Figure data in JSON:
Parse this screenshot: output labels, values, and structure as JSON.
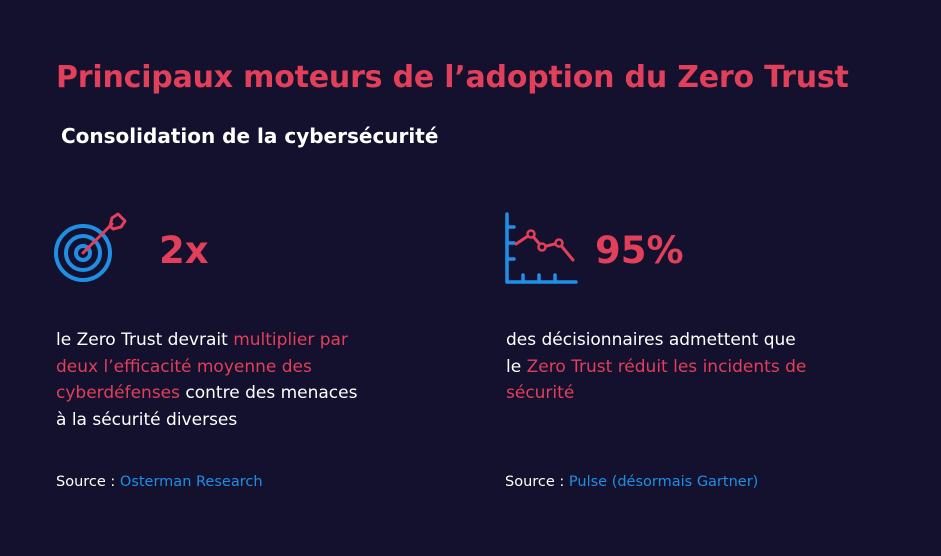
{
  "title": "Principaux moteurs de l’adoption du Zero Trust",
  "subtitle": "Consolidation de la cybersécurité",
  "colors": {
    "background": "#13112e",
    "accent": "#e23f5a",
    "icon_blue": "#1f8fe6",
    "text": "#ffffff"
  },
  "stats": [
    {
      "icon": "target-icon",
      "value": "2x",
      "description": {
        "line1_plain": "le Zero Trust devrait ",
        "line1_hl": "multiplier par",
        "line2_hl": "deux l’efficacité moyenne des",
        "line3_hl": "cyberdéfenses",
        "line3_plain": " contre des menaces",
        "line4_plain": "à la sécurité diverses"
      },
      "source_label": "Source : ",
      "source_name": "Osterman Research"
    },
    {
      "icon": "line-chart-down-icon",
      "value": "95%",
      "description": {
        "line1_plain": "des décisionnaires admettent que",
        "line2_plain": "le ",
        "line2_hl": "Zero Trust réduit les incidents de",
        "line3_hl": "sécurité"
      },
      "source_label": "Source : ",
      "source_name": "Pulse (désormais Gartner)"
    }
  ]
}
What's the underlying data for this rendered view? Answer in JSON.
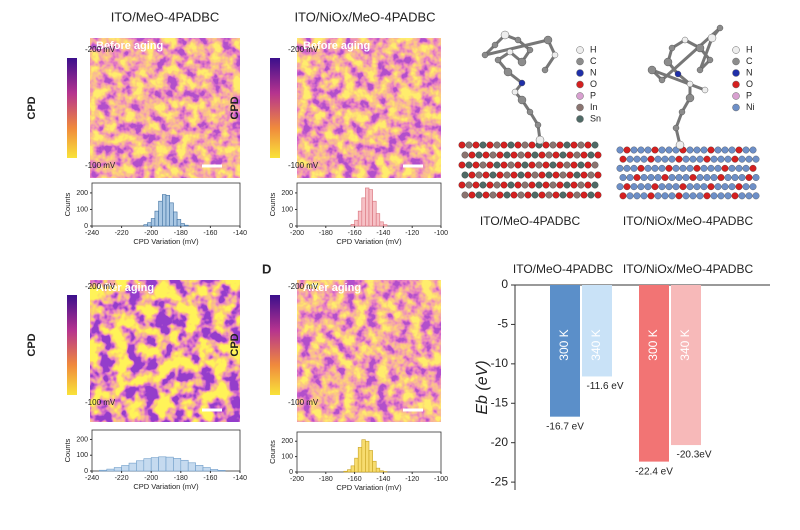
{
  "panels": {
    "afm": [
      {
        "title": "ITO/MeO-4PADBC",
        "status": "Before aging",
        "cbar_top": "-200 mV",
        "cbar_bottom": "-100 mV",
        "cbar_label": "CPD"
      },
      {
        "title": "ITO/NiOx/MeO-4PADBC",
        "status": "Before aging",
        "cbar_top": "-200 mV",
        "cbar_bottom": "-100 mV",
        "cbar_label": "CPD"
      },
      {
        "status": "After aging",
        "cbar_top": "-200 mV",
        "cbar_bottom": "-100 mV",
        "cbar_label": "CPD"
      },
      {
        "panel_label": "D",
        "status": "After aging",
        "cbar_top": "-200 mV",
        "cbar_bottom": "-100 mV",
        "cbar_label": "CPD"
      }
    ],
    "models": [
      {
        "label": "ITO/MeO-4PADBC",
        "atoms": [
          {
            "symbol": "H",
            "color": "#eeeeee"
          },
          {
            "symbol": "C",
            "color": "#8c8c8c"
          },
          {
            "symbol": "N",
            "color": "#1f2fa8"
          },
          {
            "symbol": "O",
            "color": "#d42020"
          },
          {
            "symbol": "P",
            "color": "#d8a0d0"
          },
          {
            "symbol": "In",
            "color": "#8a7470"
          },
          {
            "symbol": "Sn",
            "color": "#4f6a66"
          }
        ]
      },
      {
        "label": "ITO/NiOx/MeO-4PADBC",
        "atoms": [
          {
            "symbol": "H",
            "color": "#eeeeee"
          },
          {
            "symbol": "C",
            "color": "#8c8c8c"
          },
          {
            "symbol": "N",
            "color": "#1f2fa8"
          },
          {
            "symbol": "O",
            "color": "#d42020"
          },
          {
            "symbol": "P",
            "color": "#d8a0d0"
          },
          {
            "symbol": "Ni",
            "color": "#6d8fc7"
          }
        ]
      }
    ]
  },
  "chart_data": [
    {
      "type": "histogram",
      "x_label": "CPD Variation (mV)",
      "y_label": "Counts",
      "color": "#a9c7e3",
      "edgecolor": "#3d6fa0",
      "bins": [
        -205,
        -202.5,
        -200,
        -197.5,
        -195,
        -192.5,
        -190,
        -187.5,
        -185,
        -182.5,
        -180,
        -177.5,
        -175
      ],
      "values": [
        8,
        20,
        45,
        90,
        150,
        190,
        185,
        140,
        85,
        40,
        15,
        5
      ],
      "xlim": [
        -240,
        -140
      ],
      "xticks": [
        -240,
        -220,
        -200,
        -180,
        -160,
        -140
      ],
      "ylim": [
        0,
        260
      ],
      "yticks": [
        0,
        100,
        200
      ]
    },
    {
      "type": "histogram",
      "x_label": "CPD Variation (mV)",
      "y_label": "Counts",
      "color": "#f6c1c6",
      "edgecolor": "#d9707a",
      "bins": [
        -162.5,
        -160,
        -157.5,
        -155,
        -152.5,
        -150,
        -147.5,
        -145,
        -142.5,
        -140,
        -137.5
      ],
      "values": [
        10,
        35,
        90,
        170,
        230,
        220,
        150,
        75,
        25,
        8
      ],
      "xlim": [
        -200,
        -100
      ],
      "xticks": [
        -200,
        -180,
        -160,
        -140,
        -120,
        -100
      ],
      "ylim": [
        0,
        260
      ],
      "yticks": [
        0,
        100,
        200
      ]
    },
    {
      "type": "histogram",
      "x_label": "CPD Variation (mV)",
      "y_label": "Counts",
      "color": "#c5daef",
      "edgecolor": "#6f9dc9",
      "bins": [
        -235,
        -230,
        -225,
        -220,
        -215,
        -210,
        -205,
        -200,
        -195,
        -190,
        -185,
        -180,
        -175,
        -170,
        -165,
        -160,
        -155,
        -150
      ],
      "values": [
        5,
        12,
        22,
        35,
        50,
        65,
        78,
        85,
        90,
        88,
        80,
        68,
        52,
        36,
        22,
        10,
        4
      ],
      "xlim": [
        -240,
        -140
      ],
      "xticks": [
        -240,
        -220,
        -200,
        -180,
        -160,
        -140
      ],
      "ylim": [
        0,
        260
      ],
      "yticks": [
        0,
        100,
        200
      ]
    },
    {
      "type": "histogram",
      "x_label": "CPD Variation (mV)",
      "y_label": "Counts",
      "color": "#f7dc6f",
      "edgecolor": "#c9a424",
      "bins": [
        -167.5,
        -165,
        -162.5,
        -160,
        -157.5,
        -155,
        -152.5,
        -150,
        -147.5,
        -145,
        -142.5,
        -140,
        -137.5
      ],
      "values": [
        5,
        15,
        40,
        90,
        160,
        210,
        200,
        140,
        70,
        25,
        8,
        3
      ],
      "xlim": [
        -200,
        -100
      ],
      "xticks": [
        -200,
        -180,
        -160,
        -140,
        -120,
        -100
      ],
      "ylim": [
        0,
        260
      ],
      "yticks": [
        0,
        100,
        200
      ]
    },
    {
      "type": "bar",
      "y_label": "Eb (eV)",
      "categories": [
        "ITO/MeO-4PADBC",
        "ITO/NiOx/MeO-4PADBC"
      ],
      "series": [
        {
          "name": "300 K",
          "colors": [
            "#5b8fc9",
            "#f27474"
          ],
          "values": [
            -16.7,
            -22.4
          ],
          "value_labels": [
            "-16.7 eV",
            "-22.4 eV"
          ]
        },
        {
          "name": "340 K",
          "colors": [
            "#c9e2f7",
            "#f7b9b9"
          ],
          "values": [
            -11.6,
            -20.3
          ],
          "value_labels": [
            "-11.6 eV",
            "-20.3eV"
          ]
        }
      ],
      "ylim": [
        -26,
        0
      ],
      "yticks": [
        0,
        -5,
        -10,
        -15,
        -20,
        -25
      ]
    }
  ]
}
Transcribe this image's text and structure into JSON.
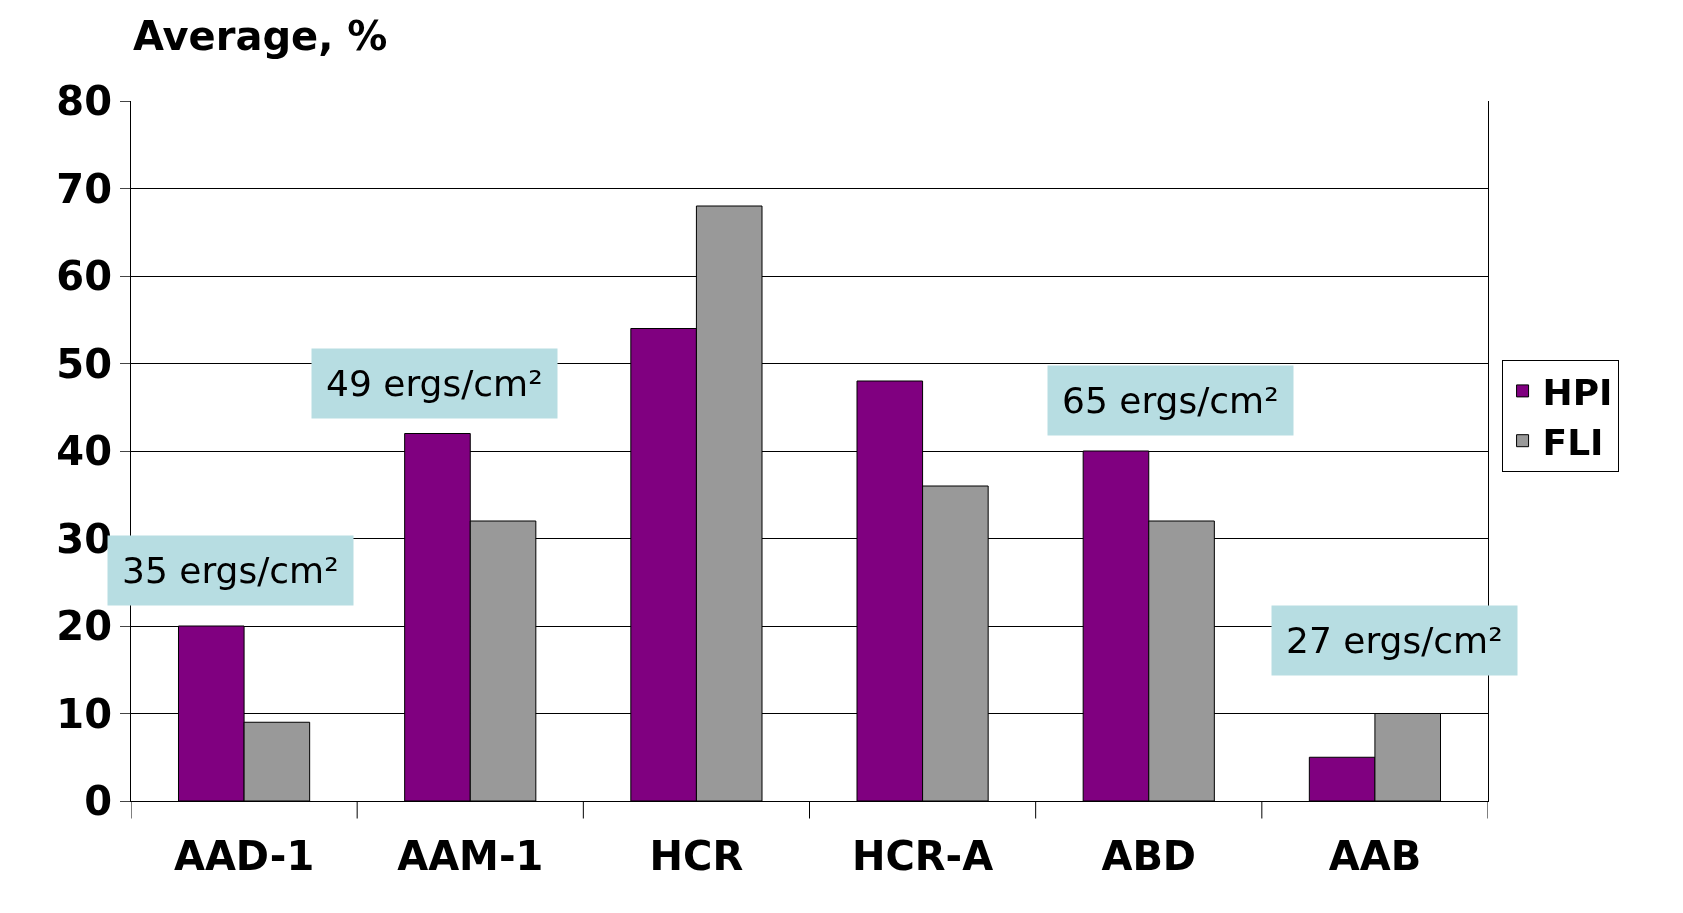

Given task:
Without the pictures, retype the whole of the material above exactly.

Full solution:
Parse this screenshot: output labels, values, and structure as JSON.
{
  "title": "Principaux moteurs de l’adoption du Zero Trust",
  "subtitle": "Consolidation de la cybersécurité",
  "colors": {
    "background": "#13112e",
    "accent": "#e23f5a",
    "icon_blue": "#1f8fe6",
    "text": "#ffffff"
  },
  "stats": [
    {
      "icon": "target-icon",
      "value": "2x",
      "description": {
        "line1_plain": "le Zero Trust devrait ",
        "line1_hl": "multiplier par",
        "line2_hl": "deux l’efficacité moyenne des",
        "line3_hl": "cyberdéfenses",
        "line3_plain": " contre des menaces",
        "line4_plain": "à la sécurité diverses"
      },
      "source_label": "Source : ",
      "source_name": "Osterman Research"
    },
    {
      "icon": "line-chart-down-icon",
      "value": "95%",
      "description": {
        "line1_plain": "des décisionnaires admettent que",
        "line2_plain": "le ",
        "line2_hl": "Zero Trust réduit les incidents de",
        "line3_hl": "sécurité"
      },
      "source_label": "Source : ",
      "source_name": "Pulse (désormais Gartner)"
    }
  ]
}
What's the underlying data for this rendered view? Answer in JSON.
{
  "panels": {
    "afm": [
      {
        "title": "ITO/MeO-4PADBC",
        "status": "Before aging",
        "cbar_top": "-200 mV",
        "cbar_bottom": "-100 mV",
        "cbar_label": "CPD"
      },
      {
        "title": "ITO/NiOx/MeO-4PADBC",
        "status": "Before aging",
        "cbar_top": "-200 mV",
        "cbar_bottom": "-100 mV",
        "cbar_label": "CPD"
      },
      {
        "status": "After aging",
        "cbar_top": "-200 mV",
        "cbar_bottom": "-100 mV",
        "cbar_label": "CPD"
      },
      {
        "panel_label": "D",
        "status": "After aging",
        "cbar_top": "-200 mV",
        "cbar_bottom": "-100 mV",
        "cbar_label": "CPD"
      }
    ],
    "models": [
      {
        "label": "ITO/MeO-4PADBC",
        "atoms": [
          {
            "symbol": "H",
            "color": "#eeeeee"
          },
          {
            "symbol": "C",
            "color": "#8c8c8c"
          },
          {
            "symbol": "N",
            "color": "#1f2fa8"
          },
          {
            "symbol": "O",
            "color": "#d42020"
          },
          {
            "symbol": "P",
            "color": "#d8a0d0"
          },
          {
            "symbol": "In",
            "color": "#8a7470"
          },
          {
            "symbol": "Sn",
            "color": "#4f6a66"
          }
        ]
      },
      {
        "label": "ITO/NiOx/MeO-4PADBC",
        "atoms": [
          {
            "symbol": "H",
            "color": "#eeeeee"
          },
          {
            "symbol": "C",
            "color": "#8c8c8c"
          },
          {
            "symbol": "N",
            "color": "#1f2fa8"
          },
          {
            "symbol": "O",
            "color": "#d42020"
          },
          {
            "symbol": "P",
            "color": "#d8a0d0"
          },
          {
            "symbol": "Ni",
            "color": "#6d8fc7"
          }
        ]
      }
    ]
  },
  "chart_data": [
    {
      "type": "histogram",
      "x_label": "CPD Variation (mV)",
      "y_label": "Counts",
      "color": "#a9c7e3",
      "edgecolor": "#3d6fa0",
      "bins": [
        -205,
        -202.5,
        -200,
        -197.5,
        -195,
        -192.5,
        -190,
        -187.5,
        -185,
        -182.5,
        -180,
        -177.5,
        -175
      ],
      "values": [
        8,
        20,
        45,
        90,
        150,
        190,
        185,
        140,
        85,
        40,
        15,
        5
      ],
      "xlim": [
        -240,
        -140
      ],
      "xticks": [
        -240,
        -220,
        -200,
        -180,
        -160,
        -140
      ],
      "ylim": [
        0,
        260
      ],
      "yticks": [
        0,
        100,
        200
      ]
    },
    {
      "type": "histogram",
      "x_label": "CPD Variation (mV)",
      "y_label": "Counts",
      "color": "#f6c1c6",
      "edgecolor": "#d9707a",
      "bins": [
        -162.5,
        -160,
        -157.5,
        -155,
        -152.5,
        -150,
        -147.5,
        -145,
        -142.5,
        -140,
        -137.5
      ],
      "values": [
        10,
        35,
        90,
        170,
        230,
        220,
        150,
        75,
        25,
        8
      ],
      "xlim": [
        -200,
        -100
      ],
      "xticks": [
        -200,
        -180,
        -160,
        -140,
        -120,
        -100
      ],
      "ylim": [
        0,
        260
      ],
      "yticks": [
        0,
        100,
        200
      ]
    },
    {
      "type": "histogram",
      "x_label": "CPD Variation (mV)",
      "y_label": "Counts",
      "color": "#c5daef",
      "edgecolor": "#6f9dc9",
      "bins": [
        -235,
        -230,
        -225,
        -220,
        -215,
        -210,
        -205,
        -200,
        -195,
        -190,
        -185,
        -180,
        -175,
        -170,
        -165,
        -160,
        -155,
        -150
      ],
      "values": [
        5,
        12,
        22,
        35,
        50,
        65,
        78,
        85,
        90,
        88,
        80,
        68,
        52,
        36,
        22,
        10,
        4
      ],
      "xlim": [
        -240,
        -140
      ],
      "xticks": [
        -240,
        -220,
        -200,
        -180,
        -160,
        -140
      ],
      "ylim": [
        0,
        260
      ],
      "yticks": [
        0,
        100,
        200
      ]
    },
    {
      "type": "histogram",
      "x_label": "CPD Variation (mV)",
      "y_label": "Counts",
      "color": "#f7dc6f",
      "edgecolor": "#c9a424",
      "bins": [
        -167.5,
        -165,
        -162.5,
        -160,
        -157.5,
        -155,
        -152.5,
        -150,
        -147.5,
        -145,
        -142.5,
        -140,
        -137.5
      ],
      "values": [
        5,
        15,
        40,
        90,
        160,
        210,
        200,
        140,
        70,
        25,
        8,
        3
      ],
      "xlim": [
        -200,
        -100
      ],
      "xticks": [
        -200,
        -180,
        -160,
        -140,
        -120,
        -100
      ],
      "ylim": [
        0,
        260
      ],
      "yticks": [
        0,
        100,
        200
      ]
    },
    {
      "type": "bar",
      "y_label": "Eb (eV)",
      "categories": [
        "ITO/MeO-4PADBC",
        "ITO/NiOx/MeO-4PADBC"
      ],
      "series": [
        {
          "name": "300 K",
          "colors": [
            "#5b8fc9",
            "#f27474"
          ],
          "values": [
            -16.7,
            -22.4
          ],
          "value_labels": [
            "-16.7 eV",
            "-22.4 eV"
          ]
        },
        {
          "name": "340 K",
          "colors": [
            "#c9e2f7",
            "#f7b9b9"
          ],
          "values": [
            -11.6,
            -20.3
          ],
          "value_labels": [
            "-11.6 eV",
            "-20.3eV"
          ]
        }
      ],
      "ylim": [
        -26,
        0
      ],
      "yticks": [
        0,
        -5,
        -10,
        -15,
        -20,
        -25
      ]
    }
  ]
}
Transcribe this image's text and structure into JSON.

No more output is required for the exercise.